==== Data supplied ====
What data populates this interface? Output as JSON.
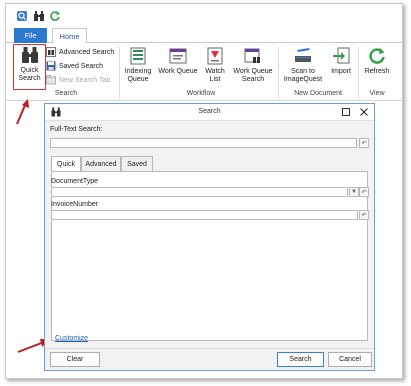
{
  "qat": {
    "icons": [
      "app-search-icon",
      "binoculars-icon",
      "refresh-icon"
    ]
  },
  "ribbon_tabs": {
    "file": "File",
    "home": "Home"
  },
  "ribbon": {
    "search_group": {
      "label": "Search",
      "quick_search_line1": "Quick",
      "quick_search_line2": "Search",
      "advanced_search": "Advanced Search",
      "saved_search": "Saved Search",
      "new_search_tab": "New Search Tab"
    },
    "workflow_group": {
      "label": "Workflow",
      "indexing_queue_line1": "Indexing",
      "indexing_queue_line2": "Queue",
      "work_queue": "Work Queue",
      "watch_list_line1": "Watch",
      "watch_list_line2": "List",
      "work_queue_search_line1": "Work Queue",
      "work_queue_search_line2": "Search"
    },
    "new_document_group": {
      "label": "New Document",
      "scan_line1": "Scan to",
      "scan_line2": "ImageQuest",
      "import": "Import"
    },
    "view_group": {
      "label": "View",
      "refresh": "Refresh"
    }
  },
  "dialog": {
    "title": "Search",
    "full_text_label": "Full-Text Search:",
    "full_text_value": "",
    "tabs": [
      "Quick",
      "Advanced",
      "Saved"
    ],
    "fields": [
      {
        "label": "DocumentType",
        "value": ""
      },
      {
        "label": "InvoiceNumber",
        "value": ""
      }
    ],
    "customize": "Customize",
    "clear": "Clear",
    "search": "Search",
    "cancel": "Cancel"
  },
  "colors": {
    "accent": "#2b79d0",
    "highlight": "#d9343a",
    "link": "#1a5fb4"
  }
}
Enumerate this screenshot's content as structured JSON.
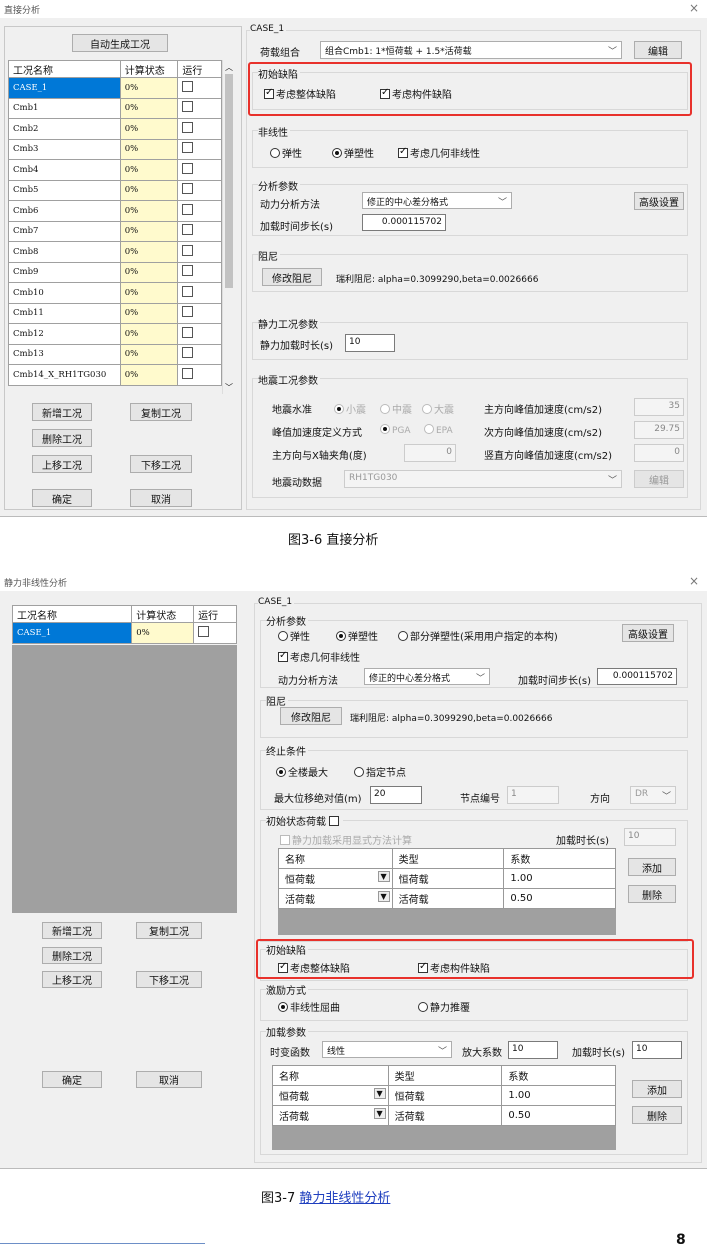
{
  "win1": {
    "title": "直接分析",
    "close": "×",
    "auto_btn": "自动生成工况",
    "table": {
      "headers": [
        "工况名称",
        "计算状态",
        "运行"
      ],
      "rows": [
        {
          "name": "CASE_1",
          "status": "0%"
        },
        {
          "name": "Cmb1",
          "status": "0%"
        },
        {
          "name": "Cmb2",
          "status": "0%"
        },
        {
          "name": "Cmb3",
          "status": "0%"
        },
        {
          "name": "Cmb4",
          "status": "0%"
        },
        {
          "name": "Cmb5",
          "status": "0%"
        },
        {
          "name": "Cmb6",
          "status": "0%"
        },
        {
          "name": "Cmb7",
          "status": "0%"
        },
        {
          "name": "Cmb8",
          "status": "0%"
        },
        {
          "name": "Cmb9",
          "status": "0%"
        },
        {
          "name": "Cmb10",
          "status": "0%"
        },
        {
          "name": "Cmb11",
          "status": "0%"
        },
        {
          "name": "Cmb12",
          "status": "0%"
        },
        {
          "name": "Cmb13",
          "status": "0%"
        },
        {
          "name": "Cmb14_X_RH1TG030",
          "status": "0%"
        }
      ]
    },
    "buttons": {
      "add": "新增工况",
      "copy": "复制工况",
      "delete": "删除工况",
      "up": "上移工况",
      "down": "下移工况",
      "ok": "确定",
      "cancel": "取消"
    },
    "case_label": "CASE_1",
    "load_combo_label": "荷载组合",
    "load_combo_value": "组合Cmb1: 1*恒荷载 + 1.5*活荷载",
    "edit_btn": "编辑",
    "initial_defect": {
      "title": "初始缺陷",
      "global": "考虑整体缺陷",
      "member": "考虑构件缺陷"
    },
    "nonlinear": {
      "title": "非线性",
      "elastic": "弹性",
      "elastoplastic": "弹塑性",
      "geometric": "考虑几何非线性"
    },
    "analysis": {
      "title": "分析参数",
      "method_label": "动力分析方法",
      "method_value": "修正的中心差分格式",
      "step_label": "加载时间步长(s)",
      "step_value": "0.000115702",
      "advanced": "高级设置"
    },
    "damping": {
      "title": "阻尼",
      "btn": "修改阻尼",
      "text": "瑞利阻尼: alpha=0.3099290,beta=0.0026666"
    },
    "static": {
      "title": "静力工况参数",
      "label": "静力加载时长(s)",
      "value": "10"
    },
    "seismic": {
      "title": "地震工况参数",
      "level_label": "地震水准",
      "levels": [
        "小震",
        "中震",
        "大震"
      ],
      "peak_def_label": "峰值加速度定义方式",
      "peak_opts": [
        "PGA",
        "EPA"
      ],
      "angle_label": "主方向与X轴夹角(度)",
      "angle_value": "0",
      "data_label": "地震动数据",
      "data_value": "RH1TG030",
      "main_acc_label": "主方向峰值加速度(cm/s2)",
      "main_acc_value": "35",
      "sec_acc_label": "次方向峰值加速度(cm/s2)",
      "sec_acc_value": "29.75",
      "vert_acc_label": "竖直方向峰值加速度(cm/s2)",
      "vert_acc_value": "0",
      "edit_btn": "编辑"
    }
  },
  "caption1": "图3-6  直接分析",
  "win2": {
    "title": "静力非线性分析",
    "close": "×",
    "table": {
      "headers": [
        "工况名称",
        "计算状态",
        "运行"
      ],
      "rows": [
        {
          "name": "CASE_1",
          "status": "0%"
        }
      ]
    },
    "buttons": {
      "add": "新增工况",
      "copy": "复制工况",
      "delete": "删除工况",
      "up": "上移工况",
      "down": "下移工况",
      "ok": "确定",
      "cancel": "取消"
    },
    "case_label": "CASE_1",
    "analysis": {
      "title": "分析参数",
      "elastic": "弹性",
      "elastoplastic": "弹塑性",
      "partial": "部分弹塑性(采用用户指定的本构)",
      "advanced": "高级设置",
      "geometric": "考虑几何非线性",
      "method_label": "动力分析方法",
      "method_value": "修正的中心差分格式",
      "step_label": "加载时间步长(s)",
      "step_value": "0.000115702"
    },
    "damping": {
      "title": "阻尼",
      "btn": "修改阻尼",
      "text": "瑞利阻尼: alpha=0.3099290,beta=0.0026666"
    },
    "termination": {
      "title": "终止条件",
      "all_max": "全楼最大",
      "node": "指定节点",
      "max_disp_label": "最大位移绝对值(m)",
      "max_disp_value": "20",
      "node_label": "节点编号",
      "node_value": "1",
      "dir_label": "方向",
      "dir_value": "DR"
    },
    "initial_load": {
      "title": "初始状态荷载",
      "explicit": "静力加载采用显式方法计算",
      "time_label": "加载时长(s)",
      "time_value": "10",
      "headers": [
        "名称",
        "类型",
        "系数"
      ],
      "rows": [
        {
          "name": "恒荷载",
          "type": "恒荷载",
          "coef": "1.00"
        },
        {
          "name": "活荷载",
          "type": "活荷载",
          "coef": "0.50"
        }
      ],
      "add": "添加",
      "del": "删除"
    },
    "initial_defect": {
      "title": "初始缺陷",
      "global": "考虑整体缺陷",
      "member": "考虑构件缺陷"
    },
    "excitation": {
      "title": "激励方式",
      "buckling": "非线性屈曲",
      "pushover": "静力推覆"
    },
    "loading": {
      "title": "加载参数",
      "func_label": "时变函数",
      "func_value": "线性",
      "amp_label": "放大系数",
      "amp_value": "10",
      "time_label": "加载时长(s)",
      "time_value": "10",
      "headers": [
        "名称",
        "类型",
        "系数"
      ],
      "rows": [
        {
          "name": "恒荷载",
          "type": "恒荷载",
          "coef": "1.00"
        },
        {
          "name": "活荷载",
          "type": "活荷载",
          "coef": "0.50"
        }
      ],
      "add": "添加",
      "del": "删除"
    }
  },
  "caption2_prefix": "图3-7  ",
  "caption2_link": "静力非线性分析",
  "page_number": "8",
  "colors": {
    "selection": "#0078d7",
    "highlight": "#e8312b",
    "status_bg": "#fffacd"
  }
}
====
Written instruction. Exclude the pictures, and transcribe all of the material exactly.

Output of the exercise.
What data populates this interface? Output as JSON.
{
  "qat": {
    "icons": [
      "app-search-icon",
      "binoculars-icon",
      "refresh-icon"
    ]
  },
  "ribbon_tabs": {
    "file": "File",
    "home": "Home"
  },
  "ribbon": {
    "search_group": {
      "label": "Search",
      "quick_search_line1": "Quick",
      "quick_search_line2": "Search",
      "advanced_search": "Advanced Search",
      "saved_search": "Saved Search",
      "new_search_tab": "New Search Tab"
    },
    "workflow_group": {
      "label": "Workflow",
      "indexing_queue_line1": "Indexing",
      "indexing_queue_line2": "Queue",
      "work_queue": "Work Queue",
      "watch_list_line1": "Watch",
      "watch_list_line2": "List",
      "work_queue_search_line1": "Work Queue",
      "work_queue_search_line2": "Search"
    },
    "new_document_group": {
      "label": "New Document",
      "scan_line1": "Scan to",
      "scan_line2": "ImageQuest",
      "import": "Import"
    },
    "view_group": {
      "label": "View",
      "refresh": "Refresh"
    }
  },
  "dialog": {
    "title": "Search",
    "full_text_label": "Full-Text Search:",
    "full_text_value": "",
    "tabs": [
      "Quick",
      "Advanced",
      "Saved"
    ],
    "fields": [
      {
        "label": "DocumentType",
        "value": ""
      },
      {
        "label": "InvoiceNumber",
        "value": ""
      }
    ],
    "customize": "Customize",
    "clear": "Clear",
    "search": "Search",
    "cancel": "Cancel"
  },
  "colors": {
    "accent": "#2b79d0",
    "highlight": "#d9343a",
    "link": "#1a5fb4"
  }
}
Enumerate this screenshot's content as structured JSON.
{
  "win1": {
    "title": "直接分析",
    "close": "×",
    "auto_btn": "自动生成工况",
    "table": {
      "headers": [
        "工况名称",
        "计算状态",
        "运行"
      ],
      "rows": [
        {
          "name": "CASE_1",
          "status": "0%"
        },
        {
          "name": "Cmb1",
          "status": "0%"
        },
        {
          "name": "Cmb2",
          "status": "0%"
        },
        {
          "name": "Cmb3",
          "status": "0%"
        },
        {
          "name": "Cmb4",
          "status": "0%"
        },
        {
          "name": "Cmb5",
          "status": "0%"
        },
        {
          "name": "Cmb6",
          "status": "0%"
        },
        {
          "name": "Cmb7",
          "status": "0%"
        },
        {
          "name": "Cmb8",
          "status": "0%"
        },
        {
          "name": "Cmb9",
          "status": "0%"
        },
        {
          "name": "Cmb10",
          "status": "0%"
        },
        {
          "name": "Cmb11",
          "status": "0%"
        },
        {
          "name": "Cmb12",
          "status": "0%"
        },
        {
          "name": "Cmb13",
          "status": "0%"
        },
        {
          "name": "Cmb14_X_RH1TG030",
          "status": "0%"
        }
      ]
    },
    "buttons": {
      "add": "新增工况",
      "copy": "复制工况",
      "delete": "删除工况",
      "up": "上移工况",
      "down": "下移工况",
      "ok": "确定",
      "cancel": "取消"
    },
    "case_label": "CASE_1",
    "load_combo_label": "荷载组合",
    "load_combo_value": "组合Cmb1: 1*恒荷载 + 1.5*活荷载",
    "edit_btn": "编辑",
    "initial_defect": {
      "title": "初始缺陷",
      "global": "考虑整体缺陷",
      "member": "考虑构件缺陷"
    },
    "nonlinear": {
      "title": "非线性",
      "elastic": "弹性",
      "elastoplastic": "弹塑性",
      "geometric": "考虑几何非线性"
    },
    "analysis": {
      "title": "分析参数",
      "method_label": "动力分析方法",
      "method_value": "修正的中心差分格式",
      "step_label": "加载时间步长(s)",
      "step_value": "0.000115702",
      "advanced": "高级设置"
    },
    "damping": {
      "title": "阻尼",
      "btn": "修改阻尼",
      "text": "瑞利阻尼: alpha=0.3099290,beta=0.0026666"
    },
    "static": {
      "title": "静力工况参数",
      "label": "静力加载时长(s)",
      "value": "10"
    },
    "seismic": {
      "title": "地震工况参数",
      "level_label": "地震水准",
      "levels": [
        "小震",
        "中震",
        "大震"
      ],
      "peak_def_label": "峰值加速度定义方式",
      "peak_opts": [
        "PGA",
        "EPA"
      ],
      "angle_label": "主方向与X轴夹角(度)",
      "angle_value": "0",
      "data_label": "地震动数据",
      "data_value": "RH1TG030",
      "main_acc_label": "主方向峰值加速度(cm/s2)",
      "main_acc_value": "35",
      "sec_acc_label": "次方向峰值加速度(cm/s2)",
      "sec_acc_value": "29.75",
      "vert_acc_label": "竖直方向峰值加速度(cm/s2)",
      "vert_acc_value": "0",
      "edit_btn": "编辑"
    }
  },
  "caption1": "图3-6  直接分析",
  "win2": {
    "title": "静力非线性分析",
    "close": "×",
    "table": {
      "headers": [
        "工况名称",
        "计算状态",
        "运行"
      ],
      "rows": [
        {
          "name": "CASE_1",
          "status": "0%"
        }
      ]
    },
    "buttons": {
      "add": "新增工况",
      "copy": "复制工况",
      "delete": "删除工况",
      "up": "上移工况",
      "down": "下移工况",
      "ok": "确定",
      "cancel": "取消"
    },
    "case_label": "CASE_1",
    "analysis": {
      "title": "分析参数",
      "elastic": "弹性",
      "elastoplastic": "弹塑性",
      "partial": "部分弹塑性(采用用户指定的本构)",
      "advanced": "高级设置",
      "geometric": "考虑几何非线性",
      "method_label": "动力分析方法",
      "method_value": "修正的中心差分格式",
      "step_label": "加载时间步长(s)",
      "step_value": "0.000115702"
    },
    "damping": {
      "title": "阻尼",
      "btn": "修改阻尼",
      "text": "瑞利阻尼: alpha=0.3099290,beta=0.0026666"
    },
    "termination": {
      "title": "终止条件",
      "all_max": "全楼最大",
      "node": "指定节点",
      "max_disp_label": "最大位移绝对值(m)",
      "max_disp_value": "20",
      "node_label": "节点编号",
      "node_value": "1",
      "dir_label": "方向",
      "dir_value": "DR"
    },
    "initial_load": {
      "title": "初始状态荷载",
      "explicit": "静力加载采用显式方法计算",
      "time_label": "加载时长(s)",
      "time_value": "10",
      "headers": [
        "名称",
        "类型",
        "系数"
      ],
      "rows": [
        {
          "name": "恒荷载",
          "type": "恒荷载",
          "coef": "1.00"
        },
        {
          "name": "活荷载",
          "type": "活荷载",
          "coef": "0.50"
        }
      ],
      "add": "添加",
      "del": "删除"
    },
    "initial_defect": {
      "title": "初始缺陷",
      "global": "考虑整体缺陷",
      "member": "考虑构件缺陷"
    },
    "excitation": {
      "title": "激励方式",
      "buckling": "非线性屈曲",
      "pushover": "静力推覆"
    },
    "loading": {
      "title": "加载参数",
      "func_label": "时变函数",
      "func_value": "线性",
      "amp_label": "放大系数",
      "amp_value": "10",
      "time_label": "加载时长(s)",
      "time_value": "10",
      "headers": [
        "名称",
        "类型",
        "系数"
      ],
      "rows": [
        {
          "name": "恒荷载",
          "type": "恒荷载",
          "coef": "1.00"
        },
        {
          "name": "活荷载",
          "type": "活荷载",
          "coef": "0.50"
        }
      ],
      "add": "添加",
      "del": "删除"
    }
  },
  "caption2_prefix": "图3-7  ",
  "caption2_link": "静力非线性分析",
  "page_number": "8",
  "colors": {
    "selection": "#0078d7",
    "highlight": "#e8312b",
    "status_bg": "#fffacd"
  }
}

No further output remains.